## Instruction
Tally up the lines carrying the string "Weekly" and respond with only the resulting number.

## Task inputs
## Begin

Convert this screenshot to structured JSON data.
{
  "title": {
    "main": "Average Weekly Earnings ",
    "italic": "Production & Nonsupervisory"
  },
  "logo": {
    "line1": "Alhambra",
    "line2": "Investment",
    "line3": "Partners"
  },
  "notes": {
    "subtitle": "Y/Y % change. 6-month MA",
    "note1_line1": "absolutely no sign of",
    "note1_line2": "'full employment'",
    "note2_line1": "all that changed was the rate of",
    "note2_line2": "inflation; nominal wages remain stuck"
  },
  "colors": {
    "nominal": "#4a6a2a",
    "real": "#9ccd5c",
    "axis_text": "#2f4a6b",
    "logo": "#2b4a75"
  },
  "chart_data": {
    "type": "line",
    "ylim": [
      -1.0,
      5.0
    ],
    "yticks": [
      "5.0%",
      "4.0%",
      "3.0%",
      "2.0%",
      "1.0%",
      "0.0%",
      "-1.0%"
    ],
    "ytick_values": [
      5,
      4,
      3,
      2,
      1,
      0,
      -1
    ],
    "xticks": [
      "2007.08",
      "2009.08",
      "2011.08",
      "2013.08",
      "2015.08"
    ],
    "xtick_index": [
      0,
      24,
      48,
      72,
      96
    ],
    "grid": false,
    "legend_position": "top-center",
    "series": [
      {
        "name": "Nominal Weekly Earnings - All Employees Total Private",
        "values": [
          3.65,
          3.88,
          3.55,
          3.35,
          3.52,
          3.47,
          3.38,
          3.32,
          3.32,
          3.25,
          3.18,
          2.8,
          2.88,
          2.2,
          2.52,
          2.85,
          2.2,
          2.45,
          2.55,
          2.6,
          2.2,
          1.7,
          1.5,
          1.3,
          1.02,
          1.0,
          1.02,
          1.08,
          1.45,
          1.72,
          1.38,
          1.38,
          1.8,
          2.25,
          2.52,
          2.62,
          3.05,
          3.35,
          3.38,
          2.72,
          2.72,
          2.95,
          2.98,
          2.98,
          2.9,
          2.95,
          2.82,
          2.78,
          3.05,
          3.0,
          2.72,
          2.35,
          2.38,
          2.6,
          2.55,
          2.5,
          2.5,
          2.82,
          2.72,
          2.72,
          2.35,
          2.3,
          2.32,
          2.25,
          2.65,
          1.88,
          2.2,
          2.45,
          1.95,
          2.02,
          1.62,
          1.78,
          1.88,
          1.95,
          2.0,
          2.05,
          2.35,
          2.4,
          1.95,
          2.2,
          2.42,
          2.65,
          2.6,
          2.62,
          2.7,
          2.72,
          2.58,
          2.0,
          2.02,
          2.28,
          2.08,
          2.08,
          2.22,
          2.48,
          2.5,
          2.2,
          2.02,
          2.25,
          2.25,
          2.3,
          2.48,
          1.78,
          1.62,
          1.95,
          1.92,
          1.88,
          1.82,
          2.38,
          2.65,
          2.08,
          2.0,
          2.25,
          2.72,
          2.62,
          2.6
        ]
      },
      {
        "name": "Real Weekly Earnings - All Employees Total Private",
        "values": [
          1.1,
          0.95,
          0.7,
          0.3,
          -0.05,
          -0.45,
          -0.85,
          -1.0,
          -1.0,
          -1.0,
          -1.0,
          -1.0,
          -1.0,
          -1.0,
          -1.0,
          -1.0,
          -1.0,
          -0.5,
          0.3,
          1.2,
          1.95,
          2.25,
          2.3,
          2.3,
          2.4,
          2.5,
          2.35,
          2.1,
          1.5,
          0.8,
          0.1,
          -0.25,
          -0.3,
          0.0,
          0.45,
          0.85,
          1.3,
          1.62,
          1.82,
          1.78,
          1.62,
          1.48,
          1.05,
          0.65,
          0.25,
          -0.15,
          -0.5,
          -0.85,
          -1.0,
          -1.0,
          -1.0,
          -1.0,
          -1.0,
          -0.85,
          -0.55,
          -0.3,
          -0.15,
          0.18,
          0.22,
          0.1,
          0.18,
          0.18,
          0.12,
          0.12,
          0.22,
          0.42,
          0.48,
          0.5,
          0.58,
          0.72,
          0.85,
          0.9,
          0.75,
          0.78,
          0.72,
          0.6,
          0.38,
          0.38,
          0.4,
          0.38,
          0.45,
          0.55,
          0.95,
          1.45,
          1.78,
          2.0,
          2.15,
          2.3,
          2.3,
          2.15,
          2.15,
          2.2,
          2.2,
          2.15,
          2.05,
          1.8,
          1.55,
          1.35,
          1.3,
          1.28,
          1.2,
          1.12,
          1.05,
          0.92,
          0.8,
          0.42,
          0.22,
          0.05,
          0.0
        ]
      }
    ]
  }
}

## End

## Solution to this task
3